Required work> Reproduce the entire listing word for word.

Entries shown>
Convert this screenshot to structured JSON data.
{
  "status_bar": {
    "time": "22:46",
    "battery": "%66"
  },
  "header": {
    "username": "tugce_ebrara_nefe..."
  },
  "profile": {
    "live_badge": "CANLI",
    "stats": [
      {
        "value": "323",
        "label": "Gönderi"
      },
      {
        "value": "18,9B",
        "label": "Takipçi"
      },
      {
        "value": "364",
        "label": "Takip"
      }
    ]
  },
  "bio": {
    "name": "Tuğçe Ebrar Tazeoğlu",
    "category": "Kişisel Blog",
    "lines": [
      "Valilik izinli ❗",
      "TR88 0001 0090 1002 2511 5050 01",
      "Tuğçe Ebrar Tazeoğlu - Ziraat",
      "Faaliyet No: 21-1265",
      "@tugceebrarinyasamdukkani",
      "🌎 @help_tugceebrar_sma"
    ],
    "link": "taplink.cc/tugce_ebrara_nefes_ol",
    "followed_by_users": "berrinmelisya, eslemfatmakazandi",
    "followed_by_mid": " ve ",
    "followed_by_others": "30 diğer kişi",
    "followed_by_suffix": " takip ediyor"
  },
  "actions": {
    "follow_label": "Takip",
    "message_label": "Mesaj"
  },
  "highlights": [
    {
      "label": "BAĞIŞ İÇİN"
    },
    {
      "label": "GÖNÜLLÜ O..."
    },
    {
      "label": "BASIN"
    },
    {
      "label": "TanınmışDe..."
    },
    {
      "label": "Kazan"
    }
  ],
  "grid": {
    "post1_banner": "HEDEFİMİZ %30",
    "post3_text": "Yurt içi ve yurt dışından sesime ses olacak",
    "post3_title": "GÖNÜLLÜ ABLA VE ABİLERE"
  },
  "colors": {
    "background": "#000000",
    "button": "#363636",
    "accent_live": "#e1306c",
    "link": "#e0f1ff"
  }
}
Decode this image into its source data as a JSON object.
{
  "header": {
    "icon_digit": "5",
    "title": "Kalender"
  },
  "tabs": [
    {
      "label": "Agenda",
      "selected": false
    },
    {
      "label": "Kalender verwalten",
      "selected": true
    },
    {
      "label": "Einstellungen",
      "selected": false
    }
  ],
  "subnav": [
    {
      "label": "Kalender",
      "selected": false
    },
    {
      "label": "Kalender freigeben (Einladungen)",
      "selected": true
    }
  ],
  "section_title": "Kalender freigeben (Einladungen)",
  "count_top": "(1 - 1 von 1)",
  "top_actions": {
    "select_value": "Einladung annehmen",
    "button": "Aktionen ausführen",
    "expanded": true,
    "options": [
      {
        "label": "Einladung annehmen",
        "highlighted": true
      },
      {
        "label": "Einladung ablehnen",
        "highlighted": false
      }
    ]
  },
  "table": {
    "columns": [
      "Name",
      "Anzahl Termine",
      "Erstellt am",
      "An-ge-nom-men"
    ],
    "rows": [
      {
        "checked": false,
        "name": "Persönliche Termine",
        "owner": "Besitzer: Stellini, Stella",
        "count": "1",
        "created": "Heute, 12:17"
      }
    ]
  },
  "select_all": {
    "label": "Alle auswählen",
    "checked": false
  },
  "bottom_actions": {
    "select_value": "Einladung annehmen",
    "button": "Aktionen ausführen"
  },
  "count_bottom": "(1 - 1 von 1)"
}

Written answer>
Convert this screenshot to structured JSON data.
{
  "status_bar": {
    "time": "22:46",
    "battery": "%66"
  },
  "header": {
    "username": "tugce_ebrara_nefe..."
  },
  "profile": {
    "live_badge": "CANLI",
    "stats": [
      {
        "value": "323",
        "label": "Gönderi"
      },
      {
        "value": "18,9B",
        "label": "Takipçi"
      },
      {
        "value": "364",
        "label": "Takip"
      }
    ]
  },
  "bio": {
    "name": "Tuğçe Ebrar Tazeoğlu",
    "category": "Kişisel Blog",
    "lines": [
      "Valilik izinli ❗",
      "TR88 0001 0090 1002 2511 5050 01",
      "Tuğçe Ebrar Tazeoğlu - Ziraat",
      "Faaliyet No: 21-1265",
      "@tugceebrarinyasamdukkani",
      "🌎 @help_tugceebrar_sma"
    ],
    "link": "taplink.cc/tugce_ebrara_nefes_ol",
    "followed_by_users": "berrinmelisya, eslemfatmakazandi",
    "followed_by_mid": " ve ",
    "followed_by_others": "30 diğer kişi",
    "followed_by_suffix": " takip ediyor"
  },
  "actions": {
    "follow_label": "Takip",
    "message_label": "Mesaj"
  },
  "highlights": [
    {
      "label": "BAĞIŞ İÇİN"
    },
    {
      "label": "GÖNÜLLÜ O..."
    },
    {
      "label": "BASIN"
    },
    {
      "label": "TanınmışDe..."
    },
    {
      "label": "Kazan"
    }
  ],
  "grid": {
    "post1_banner": "HEDEFİMİZ %30",
    "post3_text": "Yurt içi ve yurt dışından sesime ses olacak",
    "post3_title": "GÖNÜLLÜ ABLA VE ABİLERE"
  },
  "colors": {
    "background": "#000000",
    "button": "#363636",
    "accent_live": "#e1306c",
    "link": "#e0f1ff"
  }
}
Decode this image into its source data as a JSON object.
{
  "header": {
    "icon_digit": "5",
    "title": "Kalender"
  },
  "tabs": [
    {
      "label": "Agenda",
      "selected": false
    },
    {
      "label": "Kalender verwalten",
      "selected": true
    },
    {
      "label": "Einstellungen",
      "selected": false
    }
  ],
  "subnav": [
    {
      "label": "Kalender",
      "selected": false
    },
    {
      "label": "Kalender freigeben (Einladungen)",
      "selected": true
    }
  ],
  "section_title": "Kalender freigeben (Einladungen)",
  "count_top": "(1 - 1 von 1)",
  "top_actions": {
    "select_value": "Einladung annehmen",
    "button": "Aktionen ausführen",
    "expanded": true,
    "options": [
      {
        "label": "Einladung annehmen",
        "highlighted": true
      },
      {
        "label": "Einladung ablehnen",
        "highlighted": false
      }
    ]
  },
  "table": {
    "columns": [
      "Name",
      "Anzahl Termine",
      "Erstellt am",
      "An-ge-nom-men"
    ],
    "rows": [
      {
        "checked": false,
        "name": "Persönliche Termine",
        "owner": "Besitzer: Stellini, Stella",
        "count": "1",
        "created": "Heute, 12:17"
      }
    ]
  },
  "select_all": {
    "label": "Alle auswählen",
    "checked": false
  },
  "bottom_actions": {
    "select_value": "Einladung annehmen",
    "button": "Aktionen ausführen"
  },
  "count_bottom": "(1 - 1 von 1)"
}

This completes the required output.